→ **Task description**
Print all of the data exactly.

→ **Dataset**
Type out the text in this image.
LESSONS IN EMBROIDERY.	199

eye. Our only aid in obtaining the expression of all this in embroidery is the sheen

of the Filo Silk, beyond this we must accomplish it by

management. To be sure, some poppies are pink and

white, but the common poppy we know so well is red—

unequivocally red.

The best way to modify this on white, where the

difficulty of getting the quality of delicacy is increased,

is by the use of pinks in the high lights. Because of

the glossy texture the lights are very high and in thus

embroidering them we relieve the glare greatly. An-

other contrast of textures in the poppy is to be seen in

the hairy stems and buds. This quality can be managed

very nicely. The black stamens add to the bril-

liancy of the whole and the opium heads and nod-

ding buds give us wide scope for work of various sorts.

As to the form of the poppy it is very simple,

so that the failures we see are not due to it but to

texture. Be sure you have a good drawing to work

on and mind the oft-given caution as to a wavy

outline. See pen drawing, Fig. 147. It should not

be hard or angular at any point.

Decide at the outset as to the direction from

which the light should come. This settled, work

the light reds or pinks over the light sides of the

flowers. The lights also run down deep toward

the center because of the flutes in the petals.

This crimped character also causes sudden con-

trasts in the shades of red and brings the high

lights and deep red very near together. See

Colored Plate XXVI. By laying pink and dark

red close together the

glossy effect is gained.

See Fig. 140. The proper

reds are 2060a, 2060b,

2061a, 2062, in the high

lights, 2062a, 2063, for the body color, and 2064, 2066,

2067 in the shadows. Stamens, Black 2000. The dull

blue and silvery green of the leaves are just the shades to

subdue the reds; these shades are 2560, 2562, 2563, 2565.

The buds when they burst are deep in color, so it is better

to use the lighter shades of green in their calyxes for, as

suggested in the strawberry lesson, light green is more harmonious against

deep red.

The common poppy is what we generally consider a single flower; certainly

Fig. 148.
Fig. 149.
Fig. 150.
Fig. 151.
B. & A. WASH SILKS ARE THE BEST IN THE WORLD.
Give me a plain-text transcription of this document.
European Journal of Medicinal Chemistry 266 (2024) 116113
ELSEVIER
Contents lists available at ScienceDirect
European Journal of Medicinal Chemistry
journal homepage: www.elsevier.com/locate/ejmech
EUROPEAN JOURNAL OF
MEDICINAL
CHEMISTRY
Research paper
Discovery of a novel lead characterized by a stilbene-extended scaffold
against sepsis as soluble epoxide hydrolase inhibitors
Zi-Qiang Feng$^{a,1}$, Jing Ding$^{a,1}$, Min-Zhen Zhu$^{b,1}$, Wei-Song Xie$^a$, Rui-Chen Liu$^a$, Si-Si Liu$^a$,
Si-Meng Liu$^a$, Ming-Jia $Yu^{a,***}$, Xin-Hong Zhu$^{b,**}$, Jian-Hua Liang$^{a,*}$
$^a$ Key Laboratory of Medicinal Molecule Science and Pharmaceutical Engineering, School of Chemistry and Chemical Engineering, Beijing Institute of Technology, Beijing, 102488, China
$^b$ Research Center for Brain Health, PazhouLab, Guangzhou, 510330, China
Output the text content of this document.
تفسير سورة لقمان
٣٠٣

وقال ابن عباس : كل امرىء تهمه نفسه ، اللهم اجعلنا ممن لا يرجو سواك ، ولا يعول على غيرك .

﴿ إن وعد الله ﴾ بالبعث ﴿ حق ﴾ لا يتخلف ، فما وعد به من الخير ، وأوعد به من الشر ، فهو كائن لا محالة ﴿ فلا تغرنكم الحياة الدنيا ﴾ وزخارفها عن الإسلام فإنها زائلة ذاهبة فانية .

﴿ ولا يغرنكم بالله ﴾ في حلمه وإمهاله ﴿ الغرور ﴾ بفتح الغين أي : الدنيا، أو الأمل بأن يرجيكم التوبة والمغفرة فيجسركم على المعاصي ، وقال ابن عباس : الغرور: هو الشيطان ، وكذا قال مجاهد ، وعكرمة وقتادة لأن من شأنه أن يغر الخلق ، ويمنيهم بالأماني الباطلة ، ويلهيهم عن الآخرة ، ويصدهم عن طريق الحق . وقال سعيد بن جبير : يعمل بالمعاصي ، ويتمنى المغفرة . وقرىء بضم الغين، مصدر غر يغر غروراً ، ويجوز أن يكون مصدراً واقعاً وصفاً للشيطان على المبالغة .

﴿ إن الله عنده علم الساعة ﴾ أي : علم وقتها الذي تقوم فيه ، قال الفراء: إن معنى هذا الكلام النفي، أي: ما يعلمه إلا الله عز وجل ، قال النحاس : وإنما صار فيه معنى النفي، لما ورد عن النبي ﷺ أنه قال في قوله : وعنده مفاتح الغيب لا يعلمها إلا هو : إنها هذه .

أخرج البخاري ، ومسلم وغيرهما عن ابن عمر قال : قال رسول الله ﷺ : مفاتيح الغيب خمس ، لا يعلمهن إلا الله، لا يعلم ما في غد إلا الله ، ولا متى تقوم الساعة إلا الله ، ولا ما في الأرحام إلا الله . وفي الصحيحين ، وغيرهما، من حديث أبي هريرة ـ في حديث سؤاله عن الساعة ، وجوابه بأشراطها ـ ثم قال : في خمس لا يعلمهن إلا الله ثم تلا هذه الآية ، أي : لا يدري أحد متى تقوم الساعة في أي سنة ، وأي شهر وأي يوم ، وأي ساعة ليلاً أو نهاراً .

→ **Solution to this exercise**
Type out the text in this image.
LESSONS IN EMBROIDERY.	199

eye. Our only aid in obtaining the expression of all this in embroidery is the sheen

of the Filo Silk, beyond this we must accomplish it by

management. To be sure, some poppies are pink and

white, but the common poppy we know so well is red—

unequivocally red.

The best way to modify this on white, where the

difficulty of getting the quality of delicacy is increased,

is by the use of pinks in the high lights. Because of

the glossy texture the lights are very high and in thus

embroidering them we relieve the glare greatly. An-

other contrast of textures in the poppy is to be seen in

the hairy stems and buds. This quality can be managed

very nicely. The black stamens add to the bril-

liancy of the whole and the opium heads and nod-

ding buds give us wide scope for work of various sorts.

As to the form of the poppy it is very simple,

so that the failures we see are not due to it but to

texture. Be sure you have a good drawing to work

on and mind the oft-given caution as to a wavy

outline. See pen drawing, Fig. 147. It should not

be hard or angular at any point.

Decide at the outset as to the direction from

which the light should come. This settled, work

the light reds or pinks over the light sides of the

flowers. The lights also run down deep toward

the center because of the flutes in the petals.

This crimped character also causes sudden con-

trasts in the shades of red and brings the high

lights and deep red very near together. See

Colored Plate XXVI. By laying pink and dark

red close together the

glossy effect is gained.

See Fig. 140. The proper

reds are 2060a, 2060b,

2061a, 2062, in the high

lights, 2062a, 2063, for the body color, and 2064, 2066,

2067 in the shadows. Stamens, Black 2000. The dull

blue and silvery green of the leaves are just the shades to

subdue the reds; these shades are 2560, 2562, 2563, 2565.

The buds when they burst are deep in color, so it is better

to use the lighter shades of green in their calyxes for, as

suggested in the strawberry lesson, light green is more harmonious against

deep red.

The common poppy is what we generally consider a single flower; certainly

Fig. 148.
Fig. 149.
Fig. 150.
Fig. 151.
B. & A. WASH SILKS ARE THE BEST IN THE WORLD.
Give me a plain-text transcription of this document.
European Journal of Medicinal Chemistry 266 (2024) 116113
ELSEVIER
Contents lists available at ScienceDirect
European Journal of Medicinal Chemistry
journal homepage: www.elsevier.com/locate/ejmech
EUROPEAN JOURNAL OF
MEDICINAL
CHEMISTRY
Research paper
Discovery of a novel lead characterized by a stilbene-extended scaffold
against sepsis as soluble epoxide hydrolase inhibitors
Zi-Qiang Feng$^{a,1}$, Jing Ding$^{a,1}$, Min-Zhen Zhu$^{b,1}$, Wei-Song Xie$^a$, Rui-Chen Liu$^a$, Si-Si Liu$^a$,
Si-Meng Liu$^a$, Ming-Jia $Yu^{a,***}$, Xin-Hong Zhu$^{b,**}$, Jian-Hua Liang$^{a,*}$
$^a$ Key Laboratory of Medicinal Molecule Science and Pharmaceutical Engineering, School of Chemistry and Chemical Engineering, Beijing Institute of Technology, Beijing, 102488, China
$^b$ Research Center for Brain Health, PazhouLab, Guangzhou, 510330, China
Output the text content of this document.
تفسير سورة لقمان
٣٠٣

وقال ابن عباس : كل امرىء تهمه نفسه ، اللهم اجعلنا ممن لا يرجو سواك ، ولا يعول على غيرك .

﴿ إن وعد الله ﴾ بالبعث ﴿ حق ﴾ لا يتخلف ، فما وعد به من الخير ، وأوعد به من الشر ، فهو كائن لا محالة ﴿ فلا تغرنكم الحياة الدنيا ﴾ وزخارفها عن الإسلام فإنها زائلة ذاهبة فانية .

﴿ ولا يغرنكم بالله ﴾ في حلمه وإمهاله ﴿ الغرور ﴾ بفتح الغين أي : الدنيا، أو الأمل بأن يرجيكم التوبة والمغفرة فيجسركم على المعاصي ، وقال ابن عباس : الغرور: هو الشيطان ، وكذا قال مجاهد ، وعكرمة وقتادة لأن من شأنه أن يغر الخلق ، ويمنيهم بالأماني الباطلة ، ويلهيهم عن الآخرة ، ويصدهم عن طريق الحق . وقال سعيد بن جبير : يعمل بالمعاصي ، ويتمنى المغفرة . وقرىء بضم الغين، مصدر غر يغر غروراً ، ويجوز أن يكون مصدراً واقعاً وصفاً للشيطان على المبالغة .

﴿ إن الله عنده علم الساعة ﴾ أي : علم وقتها الذي تقوم فيه ، قال الفراء: إن معنى هذا الكلام النفي، أي: ما يعلمه إلا الله عز وجل ، قال النحاس : وإنما صار فيه معنى النفي، لما ورد عن النبي ﷺ أنه قال في قوله : وعنده مفاتح الغيب لا يعلمها إلا هو : إنها هذه .

أخرج البخاري ، ومسلم وغيرهما عن ابن عمر قال : قال رسول الله ﷺ : مفاتيح الغيب خمس ، لا يعلمهن إلا الله، لا يعلم ما في غد إلا الله ، ولا متى تقوم الساعة إلا الله ، ولا ما في الأرحام إلا الله . وفي الصحيحين ، وغيرهما، من حديث أبي هريرة ـ في حديث سؤاله عن الساعة ، وجوابه بأشراطها ـ ثم قال : في خمس لا يعلمهن إلا الله ثم تلا هذه الآية ، أي : لا يدري أحد متى تقوم الساعة في أي سنة ، وأي شهر وأي يوم ، وأي ساعة ليلاً أو نهاراً .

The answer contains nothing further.